---- INPUT MATERIAL
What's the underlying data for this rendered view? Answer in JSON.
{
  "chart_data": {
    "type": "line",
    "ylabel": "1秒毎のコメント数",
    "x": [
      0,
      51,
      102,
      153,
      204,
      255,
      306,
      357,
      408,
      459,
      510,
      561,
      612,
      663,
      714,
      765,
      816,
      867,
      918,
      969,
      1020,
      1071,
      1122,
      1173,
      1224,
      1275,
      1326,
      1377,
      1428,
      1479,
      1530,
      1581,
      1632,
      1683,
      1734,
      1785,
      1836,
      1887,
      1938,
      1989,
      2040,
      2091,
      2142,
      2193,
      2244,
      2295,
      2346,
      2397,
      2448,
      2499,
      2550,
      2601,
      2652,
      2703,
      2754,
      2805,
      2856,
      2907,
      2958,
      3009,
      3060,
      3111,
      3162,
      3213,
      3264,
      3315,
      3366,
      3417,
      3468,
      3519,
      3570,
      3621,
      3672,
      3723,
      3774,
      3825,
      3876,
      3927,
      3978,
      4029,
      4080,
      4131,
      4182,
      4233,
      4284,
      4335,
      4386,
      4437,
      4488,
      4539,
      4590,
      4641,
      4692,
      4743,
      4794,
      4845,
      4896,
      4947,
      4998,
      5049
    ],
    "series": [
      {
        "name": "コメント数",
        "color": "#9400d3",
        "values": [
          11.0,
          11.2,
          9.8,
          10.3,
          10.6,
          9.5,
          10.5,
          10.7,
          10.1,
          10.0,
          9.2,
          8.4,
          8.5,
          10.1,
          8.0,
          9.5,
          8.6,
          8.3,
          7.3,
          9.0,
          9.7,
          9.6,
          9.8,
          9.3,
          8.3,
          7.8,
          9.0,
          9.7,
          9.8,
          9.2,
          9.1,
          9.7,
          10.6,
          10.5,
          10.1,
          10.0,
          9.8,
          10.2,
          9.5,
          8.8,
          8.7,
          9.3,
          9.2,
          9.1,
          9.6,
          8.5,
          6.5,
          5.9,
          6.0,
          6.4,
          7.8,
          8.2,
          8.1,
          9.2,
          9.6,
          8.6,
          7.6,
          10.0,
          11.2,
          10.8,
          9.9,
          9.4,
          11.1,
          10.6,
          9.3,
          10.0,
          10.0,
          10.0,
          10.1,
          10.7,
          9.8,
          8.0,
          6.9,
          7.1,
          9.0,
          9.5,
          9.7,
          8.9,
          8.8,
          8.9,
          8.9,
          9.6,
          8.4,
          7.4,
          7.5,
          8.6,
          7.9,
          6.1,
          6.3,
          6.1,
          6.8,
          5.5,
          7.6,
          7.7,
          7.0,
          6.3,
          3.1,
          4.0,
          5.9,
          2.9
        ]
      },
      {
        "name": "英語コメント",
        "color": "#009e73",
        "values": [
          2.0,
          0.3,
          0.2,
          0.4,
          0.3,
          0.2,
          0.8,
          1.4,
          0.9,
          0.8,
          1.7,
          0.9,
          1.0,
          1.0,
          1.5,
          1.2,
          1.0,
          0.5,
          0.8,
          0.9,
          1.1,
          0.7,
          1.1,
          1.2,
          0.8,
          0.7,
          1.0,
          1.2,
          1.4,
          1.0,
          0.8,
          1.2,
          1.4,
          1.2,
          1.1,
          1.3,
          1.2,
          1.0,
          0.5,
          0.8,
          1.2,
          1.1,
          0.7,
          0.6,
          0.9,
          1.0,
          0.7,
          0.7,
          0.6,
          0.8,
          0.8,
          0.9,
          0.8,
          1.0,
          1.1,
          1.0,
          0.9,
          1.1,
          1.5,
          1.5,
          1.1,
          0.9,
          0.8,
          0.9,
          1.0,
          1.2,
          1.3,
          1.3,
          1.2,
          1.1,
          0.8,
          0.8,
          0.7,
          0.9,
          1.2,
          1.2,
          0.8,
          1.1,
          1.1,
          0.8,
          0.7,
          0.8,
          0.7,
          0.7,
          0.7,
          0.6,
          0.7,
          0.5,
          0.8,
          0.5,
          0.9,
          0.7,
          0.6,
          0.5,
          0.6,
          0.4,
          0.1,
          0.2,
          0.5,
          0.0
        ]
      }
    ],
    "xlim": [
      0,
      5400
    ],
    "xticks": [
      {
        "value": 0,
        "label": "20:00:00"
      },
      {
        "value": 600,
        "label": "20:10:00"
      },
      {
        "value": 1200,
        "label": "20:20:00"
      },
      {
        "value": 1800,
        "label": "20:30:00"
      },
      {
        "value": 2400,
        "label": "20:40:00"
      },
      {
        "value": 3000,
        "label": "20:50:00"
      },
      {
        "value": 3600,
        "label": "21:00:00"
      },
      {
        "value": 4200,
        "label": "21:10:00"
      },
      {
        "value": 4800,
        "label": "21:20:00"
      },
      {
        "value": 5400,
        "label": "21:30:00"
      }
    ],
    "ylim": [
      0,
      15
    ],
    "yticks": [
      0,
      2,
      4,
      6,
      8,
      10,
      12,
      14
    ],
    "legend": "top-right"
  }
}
--------
### [WHAT IS REQUIRED]
Print all of the entries exactly as they are written.

### [FINAL RESULT]
What's the underlying data for this rendered view? Answer in JSON.
{
  "chart_data": {
    "type": "line",
    "ylabel": "1秒毎のコメント数",
    "x": [
      0,
      51,
      102,
      153,
      204,
      255,
      306,
      357,
      408,
      459,
      510,
      561,
      612,
      663,
      714,
      765,
      816,
      867,
      918,
      969,
      1020,
      1071,
      1122,
      1173,
      1224,
      1275,
      1326,
      1377,
      1428,
      1479,
      1530,
      1581,
      1632,
      1683,
      1734,
      1785,
      1836,
      1887,
      1938,
      1989,
      2040,
      2091,
      2142,
      2193,
      2244,
      2295,
      2346,
      2397,
      2448,
      2499,
      2550,
      2601,
      2652,
      2703,
      2754,
      2805,
      2856,
      2907,
      2958,
      3009,
      3060,
      3111,
      3162,
      3213,
      3264,
      3315,
      3366,
      3417,
      3468,
      3519,
      3570,
      3621,
      3672,
      3723,
      3774,
      3825,
      3876,
      3927,
      3978,
      4029,
      4080,
      4131,
      4182,
      4233,
      4284,
      4335,
      4386,
      4437,
      4488,
      4539,
      4590,
      4641,
      4692,
      4743,
      4794,
      4845,
      4896,
      4947,
      4998,
      5049
    ],
    "series": [
      {
        "name": "コメント数",
        "color": "#9400d3",
        "values": [
          11.0,
          11.2,
          9.8,
          10.3,
          10.6,
          9.5,
          10.5,
          10.7,
          10.1,
          10.0,
          9.2,
          8.4,
          8.5,
          10.1,
          8.0,
          9.5,
          8.6,
          8.3,
          7.3,
          9.0,
          9.7,
          9.6,
          9.8,
          9.3,
          8.3,
          7.8,
          9.0,
          9.7,
          9.8,
          9.2,
          9.1,
          9.7,
          10.6,
          10.5,
          10.1,
          10.0,
          9.8,
          10.2,
          9.5,
          8.8,
          8.7,
          9.3,
          9.2,
          9.1,
          9.6,
          8.5,
          6.5,
          5.9,
          6.0,
          6.4,
          7.8,
          8.2,
          8.1,
          9.2,
          9.6,
          8.6,
          7.6,
          10.0,
          11.2,
          10.8,
          9.9,
          9.4,
          11.1,
          10.6,
          9.3,
          10.0,
          10.0,
          10.0,
          10.1,
          10.7,
          9.8,
          8.0,
          6.9,
          7.1,
          9.0,
          9.5,
          9.7,
          8.9,
          8.8,
          8.9,
          8.9,
          9.6,
          8.4,
          7.4,
          7.5,
          8.6,
          7.9,
          6.1,
          6.3,
          6.1,
          6.8,
          5.5,
          7.6,
          7.7,
          7.0,
          6.3,
          3.1,
          4.0,
          5.9,
          2.9
        ]
      },
      {
        "name": "英語コメント",
        "color": "#009e73",
        "values": [
          2.0,
          0.3,
          0.2,
          0.4,
          0.3,
          0.2,
          0.8,
          1.4,
          0.9,
          0.8,
          1.7,
          0.9,
          1.0,
          1.0,
          1.5,
          1.2,
          1.0,
          0.5,
          0.8,
          0.9,
          1.1,
          0.7,
          1.1,
          1.2,
          0.8,
          0.7,
          1.0,
          1.2,
          1.4,
          1.0,
          0.8,
          1.2,
          1.4,
          1.2,
          1.1,
          1.3,
          1.2,
          1.0,
          0.5,
          0.8,
          1.2,
          1.1,
          0.7,
          0.6,
          0.9,
          1.0,
          0.7,
          0.7,
          0.6,
          0.8,
          0.8,
          0.9,
          0.8,
          1.0,
          1.1,
          1.0,
          0.9,
          1.1,
          1.5,
          1.5,
          1.1,
          0.9,
          0.8,
          0.9,
          1.0,
          1.2,
          1.3,
          1.3,
          1.2,
          1.1,
          0.8,
          0.8,
          0.7,
          0.9,
          1.2,
          1.2,
          0.8,
          1.1,
          1.1,
          0.8,
          0.7,
          0.8,
          0.7,
          0.7,
          0.7,
          0.6,
          0.7,
          0.5,
          0.8,
          0.5,
          0.9,
          0.7,
          0.6,
          0.5,
          0.6,
          0.4,
          0.1,
          0.2,
          0.5,
          0.0
        ]
      }
    ],
    "xlim": [
      0,
      5400
    ],
    "xticks": [
      {
        "value": 0,
        "label": "20:00:00"
      },
      {
        "value": 600,
        "label": "20:10:00"
      },
      {
        "value": 1200,
        "label": "20:20:00"
      },
      {
        "value": 1800,
        "label": "20:30:00"
      },
      {
        "value": 2400,
        "label": "20:40:00"
      },
      {
        "value": 3000,
        "label": "20:50:00"
      },
      {
        "value": 3600,
        "label": "21:00:00"
      },
      {
        "value": 4200,
        "label": "21:10:00"
      },
      {
        "value": 4800,
        "label": "21:20:00"
      },
      {
        "value": 5400,
        "label": "21:30:00"
      }
    ],
    "ylim": [
      0,
      15
    ],
    "yticks": [
      0,
      2,
      4,
      6,
      8,
      10,
      12,
      14
    ],
    "legend": "top-right"
  }
}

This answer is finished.